§ Records
---------------

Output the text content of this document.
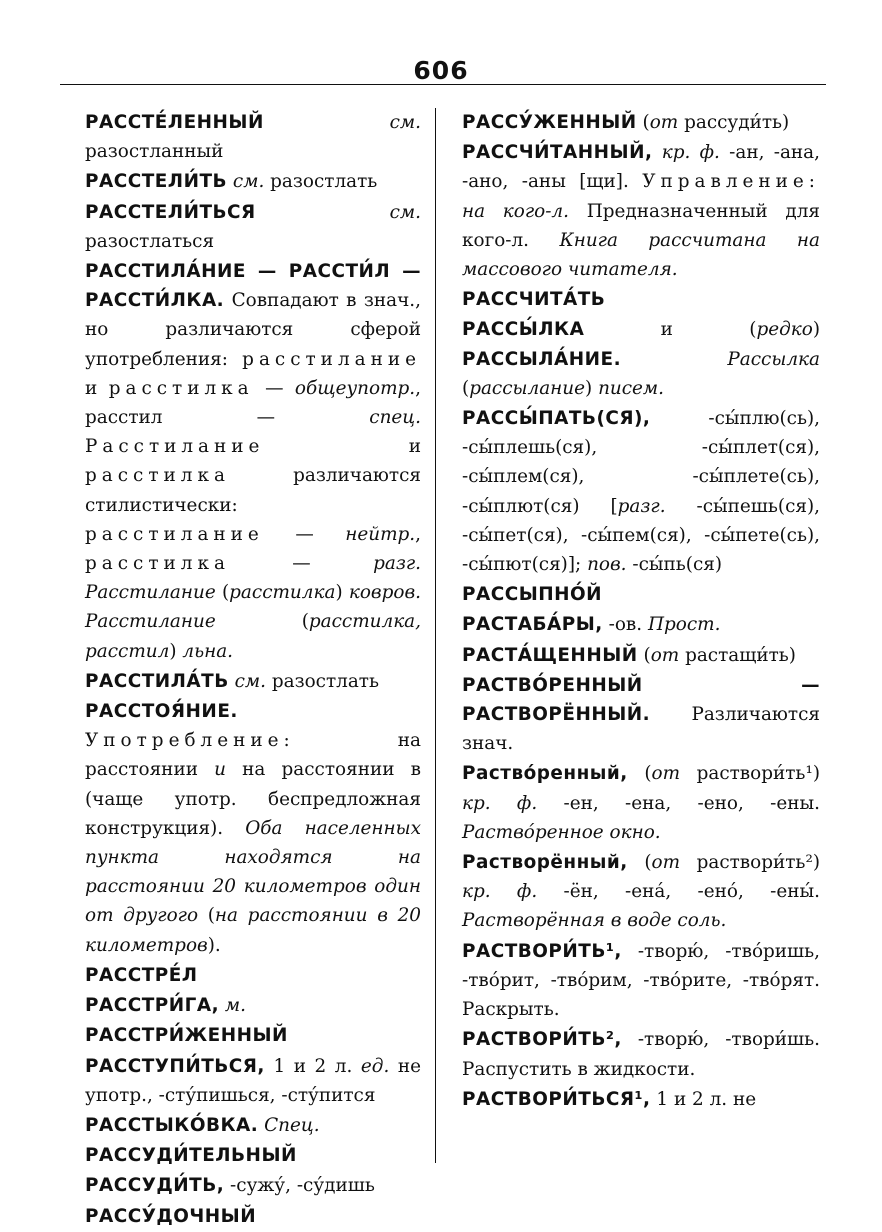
606

РАССТЕ́ЛЕННЫЙ	см. разостланный

РАССТЕЛИ́ТЬ см. разостлать

РАССТЕЛИ́ТЬСЯ	см. разостлаться

РАССТИЛА́НИЕ — РАССТИ́Л — РАССТИ́ЛКА. Совпадают в знач., но различаются сферой употребления: расстилание и расстилка — общеупотр., расстил — спец. Расстилание и расстилка различаются стилистически: расстилание — нейтр., расстилка — разг. Расстилание (расстилка) ковров. Расстилание (расстилка, расстил) льна.

РАССТИЛА́ТЬ см. разостлать

РАССТОЯ́НИЕ. Употребление: на расстоянии и на расстоянии в (чаще употр. беспредложная конструкция). Оба населенных пункта находятся на расстоянии 20 километров один от другого (на расстоянии в 20 километров).

РАССТРЕ́Л

РАССТРИ́ГА, м.

РАССТРИ́ЖЕННЫЙ

РАССТУПИ́ТЬСЯ, 1 и 2 л. ед. не употр., -сту́пишься, -сту́пится

РАССТЫКО́ВКА. Спец.

РАССУДИ́ТЕЛЬНЫЙ

РАССУДИ́ТЬ, -сужу́, -су́дишь

РАССУ́ДОЧНЫЙ

РАССУ́ЖЕННЫЙ (от рассуди́ть)

РАССЧИ́ТАННЫЙ, кр. ф. -ан, -ана, -ано, -аны [щи]. Управление: на кого-л. Предназначенный для кого-л. Книга рассчитана на массового читателя.

РАССЧИТА́ТЬ

РАССЫ́ЛКА и (редко) РАССЫЛА́НИЕ.	Рассылка (рассылание) писем.

РАССЫ́ПАТЬ(СЯ), -сы́плю(сь), -сы́плешь(ся), -сы́плет(ся), -сы́плем(ся), -сы́плете(сь), -сы́плют(ся) [разг. -сы́пешь(ся), -сы́пет(ся), -сы́пем(ся), -сы́пете(сь), -сы́пют(ся)]; пов. -сы́пь(ся)

РАССЫПНО́Й

РАСТАБА́РЫ, -ов. Прост.

РАСТА́ЩЕННЫЙ (от растащи́ть)

РАСТВО́РЕННЫЙ — РАСТВОРЁННЫЙ. Различаются знач.

Раство́ренный, (от раствори́ть¹) кр. ф. -ен, -ена, -ено, -ены. Раство́ренное окно.

Растворённый, (от раствори́ть²) кр. ф. -ён, -ена́, -ено́, -ены́. Растворённая в воде соль.

РАСТВОРИ́ТЬ¹, -творю́, -тво́ришь, -тво́рит, -тво́рим, -тво́рите, -тво́рят. Раскрыть.

РАСТВОРИ́ТЬ², -творю́, -твори́шь. Распустить в жидкости.

РАСТВОРИ́ТЬСЯ¹, 1 и 2 л. не
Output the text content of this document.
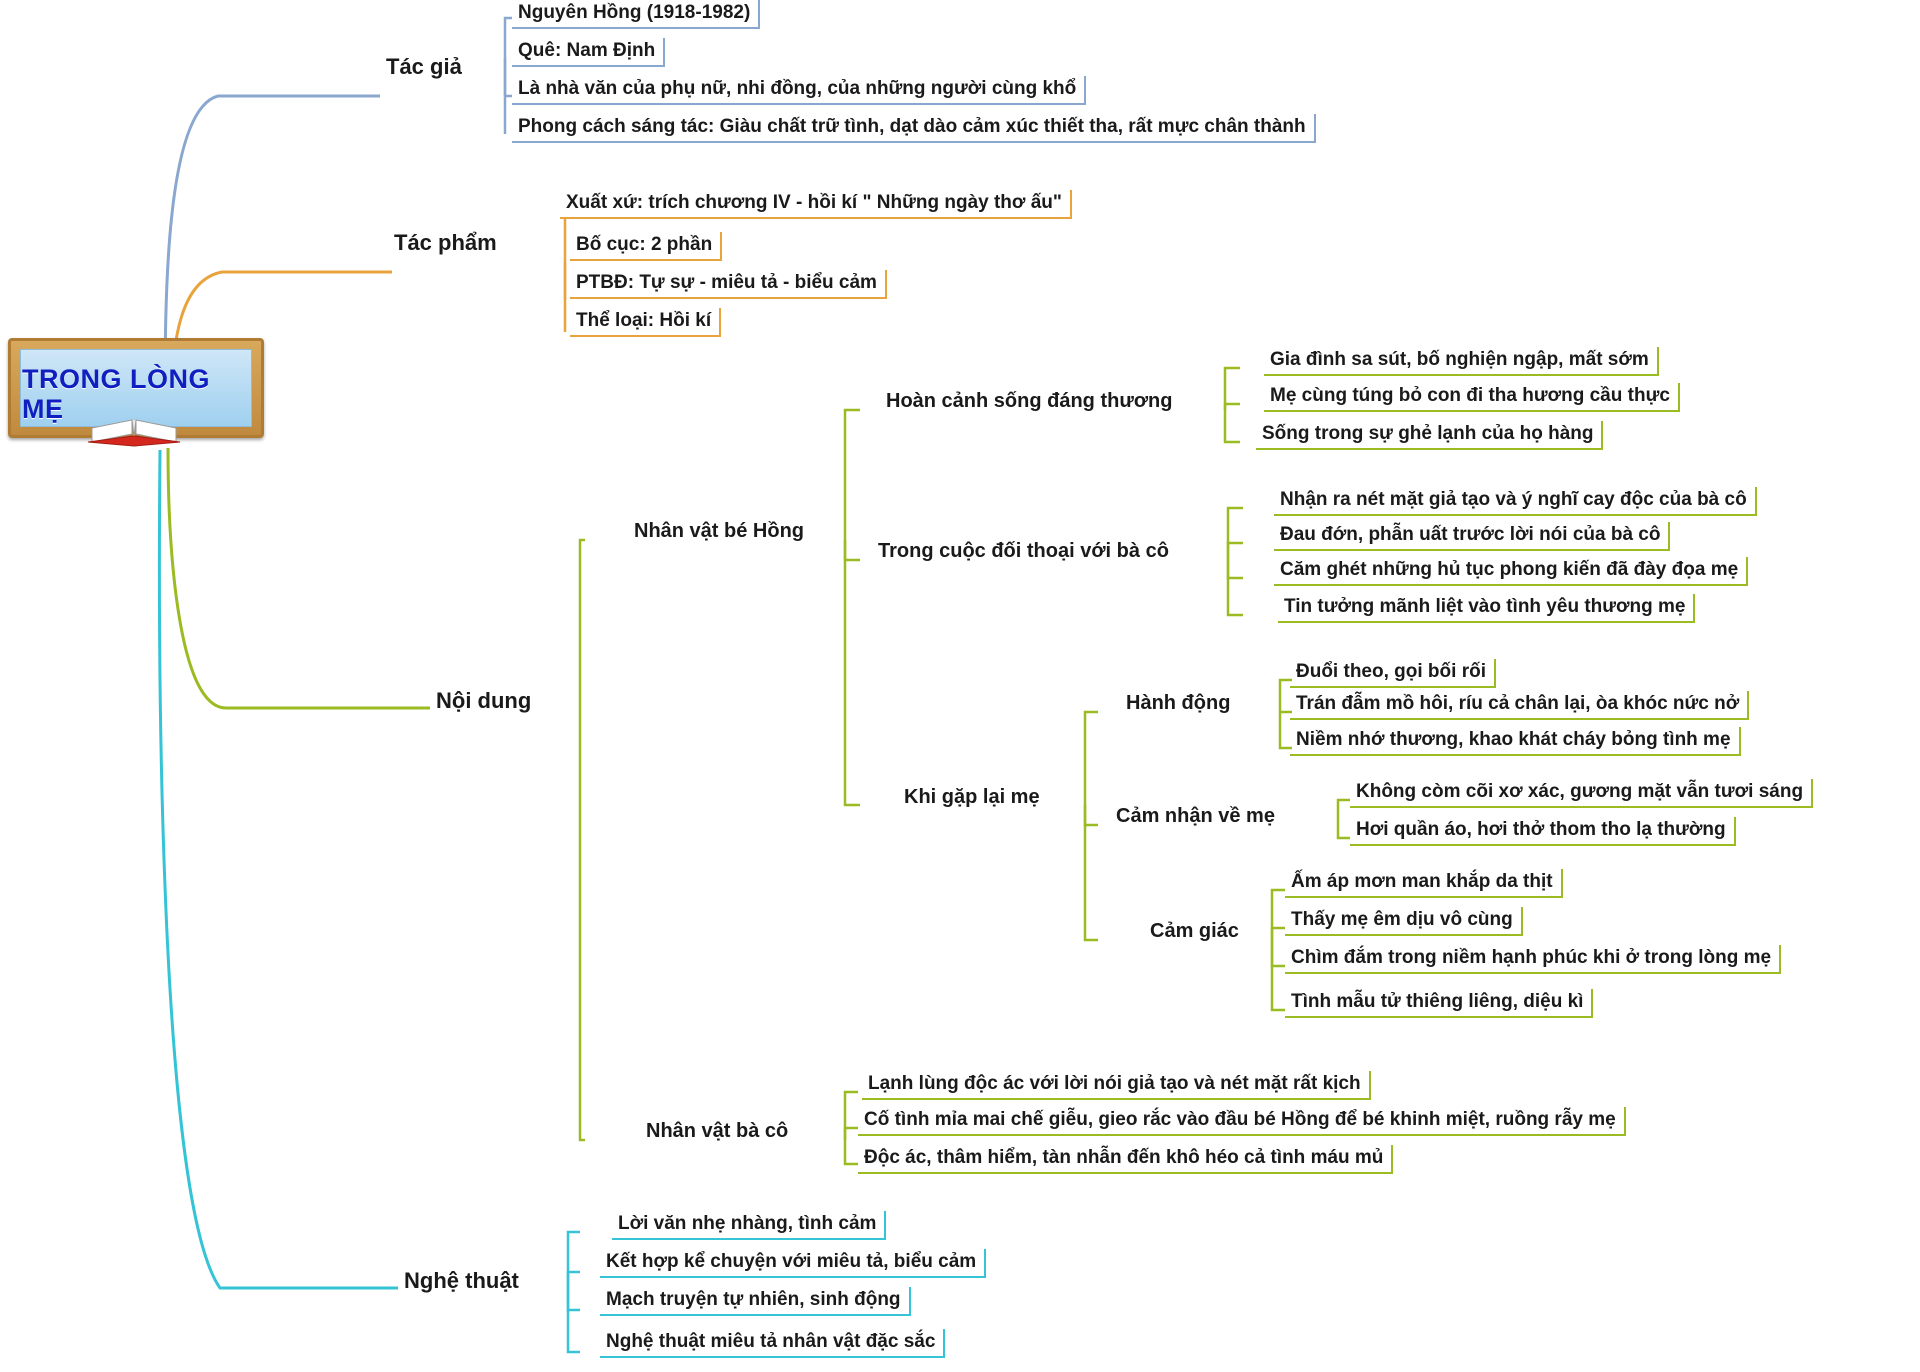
TRONG LÒNG MẸ
Tác giả
Nguyên Hồng (1918-1982)
Quê: Nam Định
Là nhà văn của phụ nữ, nhi đồng, của những người cùng khổ
Phong cách sáng tác: Giàu chất trữ tình, dạt dào cảm xúc thiết tha, rất mực chân thành
Tác phẩm
Xuất xứ: trích chương IV - hồi kí " Những ngày thơ ấu"
Bố cục: 2 phần
PTBĐ: Tự sự - miêu tả - biểu cảm
Thể loại: Hồi kí
Nội dung
Nhân vật bé Hồng
Hoàn cảnh sống đáng thương
Gia đình sa sút, bố nghiện ngập, mất sớm
Mẹ cùng túng bỏ con đi tha hương cầu thực
Sống trong sự ghẻ lạnh của họ hàng
Trong cuộc đối thoại với bà cô
Nhận ra nét mặt giả tạo và ý nghĩ cay độc của bà cô
Đau đớn, phẫn uất trước lời nói của bà cô
Căm ghét những hủ tục phong kiến đã đày đọa mẹ
Tin tưởng mãnh liệt vào tình yêu thương mẹ
Khi gặp lại mẹ
Hành động
Đuổi theo, gọi bối rối
Trán đẫm mồ hôi, ríu cả chân lại, òa khóc nức nở
Niềm nhớ thương, khao khát cháy bỏng tình mẹ
Cảm nhận về mẹ
Không còm cõi xơ xác, gương mặt vẫn tươi sáng
Hơi quần áo, hơi thở thom tho lạ thường
Cảm giác
Ấm áp mơn man khắp da thịt
Thấy mẹ êm dịu vô cùng
Chìm đắm trong niềm hạnh phúc khi ở trong lòng mẹ
Tình mẫu tử thiêng liêng, diệu kì
Nhân vật bà cô
Lạnh lùng độc ác với lời nói giả tạo và nét mặt rất kịch
Cố tình mỉa mai chế giễu, gieo rắc vào đầu bé Hồng để bé khinh miệt, ruồng rẫy mẹ
Độc ác, thâm hiểm, tàn nhẫn đến khô héo cả tình máu mủ
Nghệ thuật
Lời văn nhẹ nhàng, tình cảm
Kết hợp kể chuyện với miêu tả, biểu cảm
Mạch truyện tự nhiên, sinh động
Nghệ thuật miêu tả nhân vật đặc sắc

---------------

§ Given instruction
Print the full listing exactly, dropping the pictures.

§ Solution to this exercise
Output the text content of this document.
606

РАССТЕ́ЛЕННЫЙ	см. разостланный

РАССТЕЛИ́ТЬ см. разостлать

РАССТЕЛИ́ТЬСЯ	см. разостлаться

РАССТИЛА́НИЕ — РАССТИ́Л — РАССТИ́ЛКА. Совпадают в знач., но различаются сферой употребления: расстилание и расстилка — общеупотр., расстил — спец. Расстилание и расстилка различаются стилистически: расстилание — нейтр., расстилка — разг. Расстилание (расстилка) ковров. Расстилание (расстилка, расстил) льна.

РАССТИЛА́ТЬ см. разостлать

РАССТОЯ́НИЕ. Употребление: на расстоянии и на расстоянии в (чаще употр. беспредложная конструкция). Оба населенных пункта находятся на расстоянии 20 километров один от другого (на расстоянии в 20 километров).

РАССТРЕ́Л

РАССТРИ́ГА, м.

РАССТРИ́ЖЕННЫЙ

РАССТУПИ́ТЬСЯ, 1 и 2 л. ед. не употр., -сту́пишься, -сту́пится

РАССТЫКО́ВКА. Спец.

РАССУДИ́ТЕЛЬНЫЙ

РАССУДИ́ТЬ, -сужу́, -су́дишь

РАССУ́ДОЧНЫЙ

РАССУ́ЖЕННЫЙ (от рассуди́ть)

РАССЧИ́ТАННЫЙ, кр. ф. -ан, -ана, -ано, -аны [щи]. Управление: на кого-л. Предназначенный для кого-л. Книга рассчитана на массового читателя.

РАССЧИТА́ТЬ

РАССЫ́ЛКА и (редко) РАССЫЛА́НИЕ.	Рассылка (рассылание) писем.

РАССЫ́ПАТЬ(СЯ), -сы́плю(сь), -сы́плешь(ся), -сы́плет(ся), -сы́плем(ся), -сы́плете(сь), -сы́плют(ся) [разг. -сы́пешь(ся), -сы́пет(ся), -сы́пем(ся), -сы́пете(сь), -сы́пют(ся)]; пов. -сы́пь(ся)

РАССЫПНО́Й

РАСТАБА́РЫ, -ов. Прост.

РАСТА́ЩЕННЫЙ (от растащи́ть)

РАСТВО́РЕННЫЙ — РАСТВОРЁННЫЙ. Различаются знач.

Раство́ренный, (от раствори́ть¹) кр. ф. -ен, -ена, -ено, -ены. Раство́ренное окно.

Растворённый, (от раствори́ть²) кр. ф. -ён, -ена́, -ено́, -ены́. Растворённая в воде соль.

РАСТВОРИ́ТЬ¹, -творю́, -тво́ришь, -тво́рит, -тво́рим, -тво́рите, -тво́рят. Раскрыть.

РАСТВОРИ́ТЬ², -творю́, -твори́шь. Распустить в жидкости.

РАСТВОРИ́ТЬСЯ¹, 1 и 2 л. не
Output the text content of this document.
TRONG LÒNG MẸ
Tác giả
Nguyên Hồng (1918-1982)
Quê: Nam Định
Là nhà văn của phụ nữ, nhi đồng, của những người cùng khổ
Phong cách sáng tác: Giàu chất trữ tình, dạt dào cảm xúc thiết tha, rất mực chân thành
Tác phẩm
Xuất xứ: trích chương IV - hồi kí " Những ngày thơ ấu"
Bố cục: 2 phần
PTBĐ: Tự sự - miêu tả - biểu cảm
Thể loại: Hồi kí
Nội dung
Nhân vật bé Hồng
Hoàn cảnh sống đáng thương
Gia đình sa sút, bố nghiện ngập, mất sớm
Mẹ cùng túng bỏ con đi tha hương cầu thực
Sống trong sự ghẻ lạnh của họ hàng
Trong cuộc đối thoại với bà cô
Nhận ra nét mặt giả tạo và ý nghĩ cay độc của bà cô
Đau đớn, phẫn uất trước lời nói của bà cô
Căm ghét những hủ tục phong kiến đã đày đọa mẹ
Tin tưởng mãnh liệt vào tình yêu thương mẹ
Khi gặp lại mẹ
Hành động
Đuổi theo, gọi bối rối
Trán đẫm mồ hôi, ríu cả chân lại, òa khóc nức nở
Niềm nhớ thương, khao khát cháy bỏng tình mẹ
Cảm nhận về mẹ
Không còm cõi xơ xác, gương mặt vẫn tươi sáng
Hơi quần áo, hơi thở thom tho lạ thường
Cảm giác
Ấm áp mơn man khắp da thịt
Thấy mẹ êm dịu vô cùng
Chìm đắm trong niềm hạnh phúc khi ở trong lòng mẹ
Tình mẫu tử thiêng liêng, diệu kì
Nhân vật bà cô
Lạnh lùng độc ác với lời nói giả tạo và nét mặt rất kịch
Cố tình mỉa mai chế giễu, gieo rắc vào đầu bé Hồng để bé khinh miệt, ruồng rẫy mẹ
Độc ác, thâm hiểm, tàn nhẫn đến khô héo cả tình máu mủ
Nghệ thuật
Lời văn nhẹ nhàng, tình cảm
Kết hợp kể chuyện với miêu tả, biểu cảm
Mạch truyện tự nhiên, sinh động
Nghệ thuật miêu tả nhân vật đặc sắc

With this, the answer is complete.